---- Raw records

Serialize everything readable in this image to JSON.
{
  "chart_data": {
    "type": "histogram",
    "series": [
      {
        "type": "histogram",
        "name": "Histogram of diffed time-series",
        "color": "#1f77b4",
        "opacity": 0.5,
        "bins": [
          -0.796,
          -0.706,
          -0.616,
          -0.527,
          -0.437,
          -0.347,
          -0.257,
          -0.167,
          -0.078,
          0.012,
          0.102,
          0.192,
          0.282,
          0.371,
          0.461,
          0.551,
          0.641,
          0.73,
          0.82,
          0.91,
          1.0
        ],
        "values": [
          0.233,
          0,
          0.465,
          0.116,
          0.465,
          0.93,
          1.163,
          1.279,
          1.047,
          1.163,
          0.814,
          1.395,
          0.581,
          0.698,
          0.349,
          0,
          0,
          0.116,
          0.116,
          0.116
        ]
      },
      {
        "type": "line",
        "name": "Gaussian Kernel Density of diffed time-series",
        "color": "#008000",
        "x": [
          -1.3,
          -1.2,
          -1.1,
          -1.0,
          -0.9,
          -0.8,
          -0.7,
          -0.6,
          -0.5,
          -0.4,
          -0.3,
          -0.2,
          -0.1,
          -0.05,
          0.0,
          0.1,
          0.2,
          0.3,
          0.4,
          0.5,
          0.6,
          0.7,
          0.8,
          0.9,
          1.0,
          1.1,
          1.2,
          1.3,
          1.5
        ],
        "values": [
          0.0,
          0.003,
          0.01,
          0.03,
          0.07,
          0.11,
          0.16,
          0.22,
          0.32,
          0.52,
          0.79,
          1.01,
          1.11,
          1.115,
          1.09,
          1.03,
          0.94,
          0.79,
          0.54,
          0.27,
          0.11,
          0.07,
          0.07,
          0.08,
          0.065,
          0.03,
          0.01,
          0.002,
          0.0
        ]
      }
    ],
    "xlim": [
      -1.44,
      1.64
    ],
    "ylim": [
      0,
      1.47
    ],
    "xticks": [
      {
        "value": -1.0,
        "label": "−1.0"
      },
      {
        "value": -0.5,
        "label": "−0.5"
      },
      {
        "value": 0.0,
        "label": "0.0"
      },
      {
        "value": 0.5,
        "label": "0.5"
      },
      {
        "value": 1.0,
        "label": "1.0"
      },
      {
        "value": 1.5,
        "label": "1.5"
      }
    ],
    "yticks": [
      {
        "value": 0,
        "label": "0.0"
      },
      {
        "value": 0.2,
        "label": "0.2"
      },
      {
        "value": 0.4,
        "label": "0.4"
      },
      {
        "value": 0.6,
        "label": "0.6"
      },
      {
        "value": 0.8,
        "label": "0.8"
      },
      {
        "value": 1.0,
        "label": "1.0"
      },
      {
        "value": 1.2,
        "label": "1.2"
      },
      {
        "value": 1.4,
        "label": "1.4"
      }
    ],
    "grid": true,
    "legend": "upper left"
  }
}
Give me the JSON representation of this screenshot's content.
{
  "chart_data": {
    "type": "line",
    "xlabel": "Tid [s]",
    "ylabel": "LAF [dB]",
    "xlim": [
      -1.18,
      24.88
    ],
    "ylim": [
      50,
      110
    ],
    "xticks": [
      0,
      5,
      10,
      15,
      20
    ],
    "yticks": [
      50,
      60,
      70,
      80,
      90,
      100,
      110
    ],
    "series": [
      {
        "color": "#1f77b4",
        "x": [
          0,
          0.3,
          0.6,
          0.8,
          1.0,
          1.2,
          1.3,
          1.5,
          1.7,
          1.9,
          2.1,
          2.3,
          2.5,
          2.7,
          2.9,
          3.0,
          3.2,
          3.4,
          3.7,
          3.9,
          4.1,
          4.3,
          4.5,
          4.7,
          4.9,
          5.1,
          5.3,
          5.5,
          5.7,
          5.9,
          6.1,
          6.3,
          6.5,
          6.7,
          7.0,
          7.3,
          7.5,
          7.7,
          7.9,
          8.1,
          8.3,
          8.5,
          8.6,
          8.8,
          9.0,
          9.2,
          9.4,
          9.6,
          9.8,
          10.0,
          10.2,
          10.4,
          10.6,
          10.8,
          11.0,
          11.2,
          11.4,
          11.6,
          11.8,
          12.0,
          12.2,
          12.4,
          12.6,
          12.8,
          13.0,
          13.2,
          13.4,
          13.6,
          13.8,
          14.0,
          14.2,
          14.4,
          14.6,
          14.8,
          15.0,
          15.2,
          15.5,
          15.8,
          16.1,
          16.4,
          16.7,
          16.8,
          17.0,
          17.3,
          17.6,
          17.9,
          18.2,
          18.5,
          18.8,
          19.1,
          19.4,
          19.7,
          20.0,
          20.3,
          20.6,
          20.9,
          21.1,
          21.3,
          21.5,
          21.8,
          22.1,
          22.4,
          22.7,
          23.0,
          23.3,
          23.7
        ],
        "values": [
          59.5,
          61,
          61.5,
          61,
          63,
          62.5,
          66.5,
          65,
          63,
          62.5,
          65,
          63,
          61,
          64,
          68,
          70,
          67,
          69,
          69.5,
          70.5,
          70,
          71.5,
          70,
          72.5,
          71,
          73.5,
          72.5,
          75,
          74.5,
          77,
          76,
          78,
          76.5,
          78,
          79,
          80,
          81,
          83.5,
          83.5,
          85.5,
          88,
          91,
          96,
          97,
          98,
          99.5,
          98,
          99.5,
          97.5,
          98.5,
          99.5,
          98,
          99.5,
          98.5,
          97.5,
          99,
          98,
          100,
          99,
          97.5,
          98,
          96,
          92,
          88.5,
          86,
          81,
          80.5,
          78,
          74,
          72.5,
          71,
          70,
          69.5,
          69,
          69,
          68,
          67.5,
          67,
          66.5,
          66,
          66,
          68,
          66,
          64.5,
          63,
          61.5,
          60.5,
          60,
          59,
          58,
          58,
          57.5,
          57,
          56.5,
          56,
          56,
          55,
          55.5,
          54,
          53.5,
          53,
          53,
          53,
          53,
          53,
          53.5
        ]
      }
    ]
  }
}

--------

Reproduce the material above without altering a single character.

Serialize everything readable in this image to JSON.
{
  "chart_data": {
    "type": "histogram",
    "series": [
      {
        "type": "histogram",
        "name": "Histogram of diffed time-series",
        "color": "#1f77b4",
        "opacity": 0.5,
        "bins": [
          -0.796,
          -0.706,
          -0.616,
          -0.527,
          -0.437,
          -0.347,
          -0.257,
          -0.167,
          -0.078,
          0.012,
          0.102,
          0.192,
          0.282,
          0.371,
          0.461,
          0.551,
          0.641,
          0.73,
          0.82,
          0.91,
          1.0
        ],
        "values": [
          0.233,
          0,
          0.465,
          0.116,
          0.465,
          0.93,
          1.163,
          1.279,
          1.047,
          1.163,
          0.814,
          1.395,
          0.581,
          0.698,
          0.349,
          0,
          0,
          0.116,
          0.116,
          0.116
        ]
      },
      {
        "type": "line",
        "name": "Gaussian Kernel Density of diffed time-series",
        "color": "#008000",
        "x": [
          -1.3,
          -1.2,
          -1.1,
          -1.0,
          -0.9,
          -0.8,
          -0.7,
          -0.6,
          -0.5,
          -0.4,
          -0.3,
          -0.2,
          -0.1,
          -0.05,
          0.0,
          0.1,
          0.2,
          0.3,
          0.4,
          0.5,
          0.6,
          0.7,
          0.8,
          0.9,
          1.0,
          1.1,
          1.2,
          1.3,
          1.5
        ],
        "values": [
          0.0,
          0.003,
          0.01,
          0.03,
          0.07,
          0.11,
          0.16,
          0.22,
          0.32,
          0.52,
          0.79,
          1.01,
          1.11,
          1.115,
          1.09,
          1.03,
          0.94,
          0.79,
          0.54,
          0.27,
          0.11,
          0.07,
          0.07,
          0.08,
          0.065,
          0.03,
          0.01,
          0.002,
          0.0
        ]
      }
    ],
    "xlim": [
      -1.44,
      1.64
    ],
    "ylim": [
      0,
      1.47
    ],
    "xticks": [
      {
        "value": -1.0,
        "label": "−1.0"
      },
      {
        "value": -0.5,
        "label": "−0.5"
      },
      {
        "value": 0.0,
        "label": "0.0"
      },
      {
        "value": 0.5,
        "label": "0.5"
      },
      {
        "value": 1.0,
        "label": "1.0"
      },
      {
        "value": 1.5,
        "label": "1.5"
      }
    ],
    "yticks": [
      {
        "value": 0,
        "label": "0.0"
      },
      {
        "value": 0.2,
        "label": "0.2"
      },
      {
        "value": 0.4,
        "label": "0.4"
      },
      {
        "value": 0.6,
        "label": "0.6"
      },
      {
        "value": 0.8,
        "label": "0.8"
      },
      {
        "value": 1.0,
        "label": "1.0"
      },
      {
        "value": 1.2,
        "label": "1.2"
      },
      {
        "value": 1.4,
        "label": "1.4"
      }
    ],
    "grid": true,
    "legend": "upper left"
  }
}
Give me the JSON representation of this screenshot's content.
{
  "chart_data": {
    "type": "line",
    "xlabel": "Tid [s]",
    "ylabel": "LAF [dB]",
    "xlim": [
      -1.18,
      24.88
    ],
    "ylim": [
      50,
      110
    ],
    "xticks": [
      0,
      5,
      10,
      15,
      20
    ],
    "yticks": [
      50,
      60,
      70,
      80,
      90,
      100,
      110
    ],
    "series": [
      {
        "color": "#1f77b4",
        "x": [
          0,
          0.3,
          0.6,
          0.8,
          1.0,
          1.2,
          1.3,
          1.5,
          1.7,
          1.9,
          2.1,
          2.3,
          2.5,
          2.7,
          2.9,
          3.0,
          3.2,
          3.4,
          3.7,
          3.9,
          4.1,
          4.3,
          4.5,
          4.7,
          4.9,
          5.1,
          5.3,
          5.5,
          5.7,
          5.9,
          6.1,
          6.3,
          6.5,
          6.7,
          7.0,
          7.3,
          7.5,
          7.7,
          7.9,
          8.1,
          8.3,
          8.5,
          8.6,
          8.8,
          9.0,
          9.2,
          9.4,
          9.6,
          9.8,
          10.0,
          10.2,
          10.4,
          10.6,
          10.8,
          11.0,
          11.2,
          11.4,
          11.6,
          11.8,
          12.0,
          12.2,
          12.4,
          12.6,
          12.8,
          13.0,
          13.2,
          13.4,
          13.6,
          13.8,
          14.0,
          14.2,
          14.4,
          14.6,
          14.8,
          15.0,
          15.2,
          15.5,
          15.8,
          16.1,
          16.4,
          16.7,
          16.8,
          17.0,
          17.3,
          17.6,
          17.9,
          18.2,
          18.5,
          18.8,
          19.1,
          19.4,
          19.7,
          20.0,
          20.3,
          20.6,
          20.9,
          21.1,
          21.3,
          21.5,
          21.8,
          22.1,
          22.4,
          22.7,
          23.0,
          23.3,
          23.7
        ],
        "values": [
          59.5,
          61,
          61.5,
          61,
          63,
          62.5,
          66.5,
          65,
          63,
          62.5,
          65,
          63,
          61,
          64,
          68,
          70,
          67,
          69,
          69.5,
          70.5,
          70,
          71.5,
          70,
          72.5,
          71,
          73.5,
          72.5,
          75,
          74.5,
          77,
          76,
          78,
          76.5,
          78,
          79,
          80,
          81,
          83.5,
          83.5,
          85.5,
          88,
          91,
          96,
          97,
          98,
          99.5,
          98,
          99.5,
          97.5,
          98.5,
          99.5,
          98,
          99.5,
          98.5,
          97.5,
          99,
          98,
          100,
          99,
          97.5,
          98,
          96,
          92,
          88.5,
          86,
          81,
          80.5,
          78,
          74,
          72.5,
          71,
          70,
          69.5,
          69,
          69,
          68,
          67.5,
          67,
          66.5,
          66,
          66,
          68,
          66,
          64.5,
          63,
          61.5,
          60.5,
          60,
          59,
          58,
          58,
          57.5,
          57,
          56.5,
          56,
          56,
          55,
          55.5,
          54,
          53.5,
          53,
          53,
          53,
          53,
          53,
          53.5
        ]
      }
    ]
  }
}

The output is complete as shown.